▸ **RECORDED DATA**:
____

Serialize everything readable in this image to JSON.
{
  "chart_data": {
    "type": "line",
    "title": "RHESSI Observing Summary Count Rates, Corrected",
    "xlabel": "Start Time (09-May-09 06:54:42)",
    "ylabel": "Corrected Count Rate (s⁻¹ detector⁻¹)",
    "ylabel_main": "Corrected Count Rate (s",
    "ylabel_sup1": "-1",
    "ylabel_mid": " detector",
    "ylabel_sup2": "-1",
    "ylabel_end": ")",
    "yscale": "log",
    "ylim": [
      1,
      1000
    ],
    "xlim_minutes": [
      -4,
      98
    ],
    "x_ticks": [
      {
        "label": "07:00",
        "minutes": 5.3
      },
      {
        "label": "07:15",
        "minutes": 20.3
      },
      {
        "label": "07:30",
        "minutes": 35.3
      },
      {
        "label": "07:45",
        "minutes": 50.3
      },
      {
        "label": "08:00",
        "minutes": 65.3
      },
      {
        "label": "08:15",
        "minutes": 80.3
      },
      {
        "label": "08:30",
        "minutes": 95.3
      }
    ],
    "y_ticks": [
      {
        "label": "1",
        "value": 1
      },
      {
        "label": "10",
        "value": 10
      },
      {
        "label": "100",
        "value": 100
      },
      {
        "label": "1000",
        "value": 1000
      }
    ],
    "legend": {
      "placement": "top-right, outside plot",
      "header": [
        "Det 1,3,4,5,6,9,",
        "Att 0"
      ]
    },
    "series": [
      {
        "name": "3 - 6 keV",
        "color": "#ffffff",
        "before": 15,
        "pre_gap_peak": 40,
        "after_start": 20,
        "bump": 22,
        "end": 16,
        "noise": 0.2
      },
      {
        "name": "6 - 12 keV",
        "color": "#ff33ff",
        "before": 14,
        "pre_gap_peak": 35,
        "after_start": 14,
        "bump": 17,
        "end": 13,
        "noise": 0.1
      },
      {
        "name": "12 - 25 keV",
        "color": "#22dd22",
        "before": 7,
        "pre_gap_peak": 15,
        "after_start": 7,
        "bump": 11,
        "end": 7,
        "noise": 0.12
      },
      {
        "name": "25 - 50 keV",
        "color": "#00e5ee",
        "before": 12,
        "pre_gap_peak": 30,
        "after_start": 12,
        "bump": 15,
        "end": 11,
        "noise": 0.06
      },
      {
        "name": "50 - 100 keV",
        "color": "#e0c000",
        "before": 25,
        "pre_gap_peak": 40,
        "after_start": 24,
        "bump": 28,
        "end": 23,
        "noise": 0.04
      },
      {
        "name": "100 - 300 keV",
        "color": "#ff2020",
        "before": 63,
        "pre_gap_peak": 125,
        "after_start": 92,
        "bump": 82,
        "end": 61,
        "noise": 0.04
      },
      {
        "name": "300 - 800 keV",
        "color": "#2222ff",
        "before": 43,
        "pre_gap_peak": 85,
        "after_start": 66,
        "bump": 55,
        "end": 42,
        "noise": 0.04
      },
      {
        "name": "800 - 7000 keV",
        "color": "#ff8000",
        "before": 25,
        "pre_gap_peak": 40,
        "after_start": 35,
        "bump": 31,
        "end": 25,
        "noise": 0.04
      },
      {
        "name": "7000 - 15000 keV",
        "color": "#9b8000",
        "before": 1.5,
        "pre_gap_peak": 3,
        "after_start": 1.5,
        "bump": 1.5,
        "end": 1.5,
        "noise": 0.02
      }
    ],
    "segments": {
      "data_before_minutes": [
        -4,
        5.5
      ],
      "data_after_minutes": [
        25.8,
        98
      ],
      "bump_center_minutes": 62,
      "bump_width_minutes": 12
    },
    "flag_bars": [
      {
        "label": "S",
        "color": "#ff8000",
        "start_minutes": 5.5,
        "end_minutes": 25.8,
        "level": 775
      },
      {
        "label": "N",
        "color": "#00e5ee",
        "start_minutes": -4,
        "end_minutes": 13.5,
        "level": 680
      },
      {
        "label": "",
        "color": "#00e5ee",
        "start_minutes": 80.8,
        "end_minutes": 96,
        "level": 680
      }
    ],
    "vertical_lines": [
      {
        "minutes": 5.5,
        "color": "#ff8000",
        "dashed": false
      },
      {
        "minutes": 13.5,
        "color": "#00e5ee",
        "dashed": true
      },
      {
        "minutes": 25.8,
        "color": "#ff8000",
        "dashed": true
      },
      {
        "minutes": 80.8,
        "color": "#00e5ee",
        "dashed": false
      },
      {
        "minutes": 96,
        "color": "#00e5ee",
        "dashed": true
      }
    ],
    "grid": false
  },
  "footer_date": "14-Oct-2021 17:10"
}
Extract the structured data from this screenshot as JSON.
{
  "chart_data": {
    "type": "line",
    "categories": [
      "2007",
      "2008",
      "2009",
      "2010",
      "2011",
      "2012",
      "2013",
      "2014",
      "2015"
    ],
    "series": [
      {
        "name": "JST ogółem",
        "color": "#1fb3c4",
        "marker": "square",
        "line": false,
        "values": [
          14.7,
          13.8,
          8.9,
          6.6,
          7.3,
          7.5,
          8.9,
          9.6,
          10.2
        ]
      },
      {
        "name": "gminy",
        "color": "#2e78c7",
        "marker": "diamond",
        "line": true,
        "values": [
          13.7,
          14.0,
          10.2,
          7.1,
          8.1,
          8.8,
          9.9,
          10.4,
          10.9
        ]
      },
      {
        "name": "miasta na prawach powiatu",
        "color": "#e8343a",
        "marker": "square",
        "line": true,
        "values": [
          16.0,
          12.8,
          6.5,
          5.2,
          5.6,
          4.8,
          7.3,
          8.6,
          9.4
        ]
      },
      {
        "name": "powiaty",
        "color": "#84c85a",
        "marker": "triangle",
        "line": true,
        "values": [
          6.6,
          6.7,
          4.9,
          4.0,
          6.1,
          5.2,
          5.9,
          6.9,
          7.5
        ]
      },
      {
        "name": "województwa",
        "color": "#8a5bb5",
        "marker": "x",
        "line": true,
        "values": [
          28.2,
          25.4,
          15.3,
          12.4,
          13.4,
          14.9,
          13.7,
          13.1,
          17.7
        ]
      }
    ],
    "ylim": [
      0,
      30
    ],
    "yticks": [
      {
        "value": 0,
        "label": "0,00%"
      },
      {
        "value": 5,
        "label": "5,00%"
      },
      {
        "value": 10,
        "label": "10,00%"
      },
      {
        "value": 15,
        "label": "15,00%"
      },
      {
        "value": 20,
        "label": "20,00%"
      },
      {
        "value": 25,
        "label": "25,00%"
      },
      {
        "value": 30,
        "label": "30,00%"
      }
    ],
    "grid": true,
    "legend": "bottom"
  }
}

____

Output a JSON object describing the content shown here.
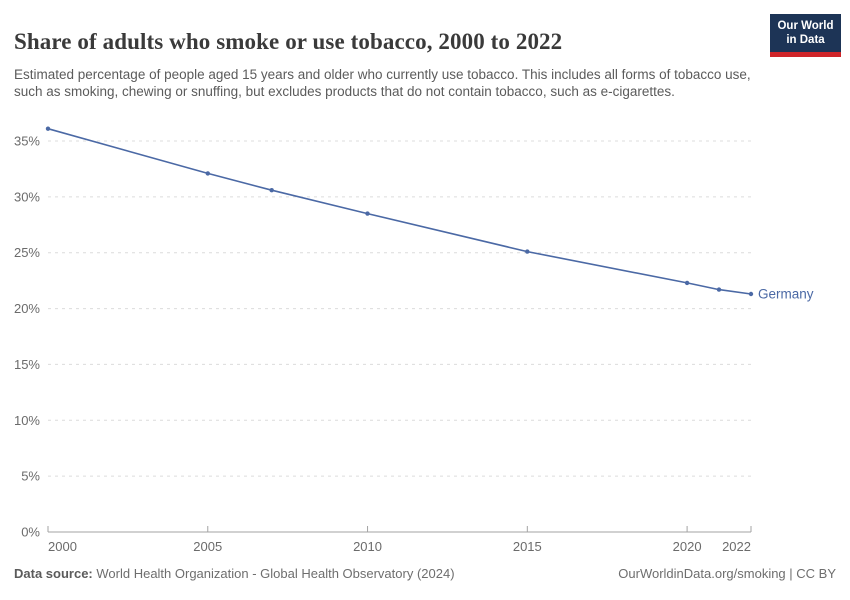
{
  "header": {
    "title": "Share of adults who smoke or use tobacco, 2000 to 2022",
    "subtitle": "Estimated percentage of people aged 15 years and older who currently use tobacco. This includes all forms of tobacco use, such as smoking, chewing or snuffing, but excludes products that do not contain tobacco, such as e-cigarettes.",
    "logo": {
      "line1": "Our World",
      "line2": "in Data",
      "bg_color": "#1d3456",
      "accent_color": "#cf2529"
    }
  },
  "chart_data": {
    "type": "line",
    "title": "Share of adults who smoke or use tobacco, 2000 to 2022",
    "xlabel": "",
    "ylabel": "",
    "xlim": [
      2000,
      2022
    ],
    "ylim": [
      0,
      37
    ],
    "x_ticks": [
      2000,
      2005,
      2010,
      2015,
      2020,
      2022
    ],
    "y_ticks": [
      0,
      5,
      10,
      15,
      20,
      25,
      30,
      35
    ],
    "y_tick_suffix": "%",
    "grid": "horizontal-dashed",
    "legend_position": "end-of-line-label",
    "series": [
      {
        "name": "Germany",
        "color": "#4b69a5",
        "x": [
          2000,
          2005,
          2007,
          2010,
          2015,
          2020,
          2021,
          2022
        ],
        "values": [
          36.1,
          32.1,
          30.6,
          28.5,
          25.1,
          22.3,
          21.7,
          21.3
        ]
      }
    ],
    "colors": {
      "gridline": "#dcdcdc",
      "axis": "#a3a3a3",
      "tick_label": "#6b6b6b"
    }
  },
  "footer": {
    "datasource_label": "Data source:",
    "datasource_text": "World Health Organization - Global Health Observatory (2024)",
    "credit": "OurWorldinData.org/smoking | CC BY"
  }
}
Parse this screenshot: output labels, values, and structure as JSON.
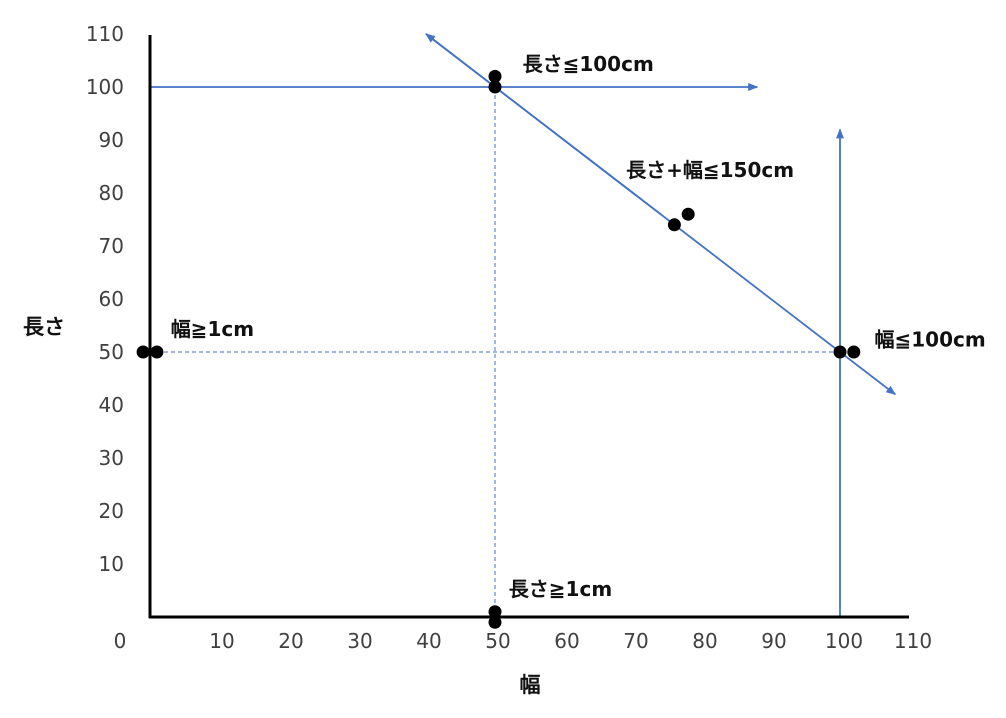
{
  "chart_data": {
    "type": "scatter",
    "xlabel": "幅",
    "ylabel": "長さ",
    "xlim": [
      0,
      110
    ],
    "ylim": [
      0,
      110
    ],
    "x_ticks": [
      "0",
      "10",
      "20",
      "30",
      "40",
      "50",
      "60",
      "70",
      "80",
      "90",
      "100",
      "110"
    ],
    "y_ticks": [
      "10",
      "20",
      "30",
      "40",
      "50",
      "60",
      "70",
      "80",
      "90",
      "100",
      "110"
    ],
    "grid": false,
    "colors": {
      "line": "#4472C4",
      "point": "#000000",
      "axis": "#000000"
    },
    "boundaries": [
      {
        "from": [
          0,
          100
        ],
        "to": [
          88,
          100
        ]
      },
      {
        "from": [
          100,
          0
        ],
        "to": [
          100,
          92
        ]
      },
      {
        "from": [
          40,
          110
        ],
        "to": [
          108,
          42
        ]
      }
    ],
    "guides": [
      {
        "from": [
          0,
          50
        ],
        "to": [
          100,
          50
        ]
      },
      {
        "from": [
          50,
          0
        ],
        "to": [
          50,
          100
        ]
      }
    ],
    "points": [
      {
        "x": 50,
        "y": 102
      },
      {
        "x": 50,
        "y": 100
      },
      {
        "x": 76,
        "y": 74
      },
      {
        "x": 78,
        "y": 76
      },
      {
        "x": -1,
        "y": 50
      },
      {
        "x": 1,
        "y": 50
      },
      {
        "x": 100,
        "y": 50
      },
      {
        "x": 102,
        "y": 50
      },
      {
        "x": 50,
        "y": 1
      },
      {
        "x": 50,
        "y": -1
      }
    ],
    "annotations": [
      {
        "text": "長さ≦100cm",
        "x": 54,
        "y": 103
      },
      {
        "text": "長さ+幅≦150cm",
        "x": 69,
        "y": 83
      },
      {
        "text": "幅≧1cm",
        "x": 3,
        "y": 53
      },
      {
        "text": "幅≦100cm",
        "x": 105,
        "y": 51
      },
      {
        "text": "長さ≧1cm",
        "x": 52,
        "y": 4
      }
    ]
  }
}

____

Go through the material above and copy each line that has the word "Count".

▸ **TASK SOLUTION**:
    "title": "RHESSI Observing Summary Count Rates, Corrected",
    "ylabel": "Corrected Count Rate (s⁻¹ detector⁻¹)",
    "ylabel_main": "Corrected Count Rate (s",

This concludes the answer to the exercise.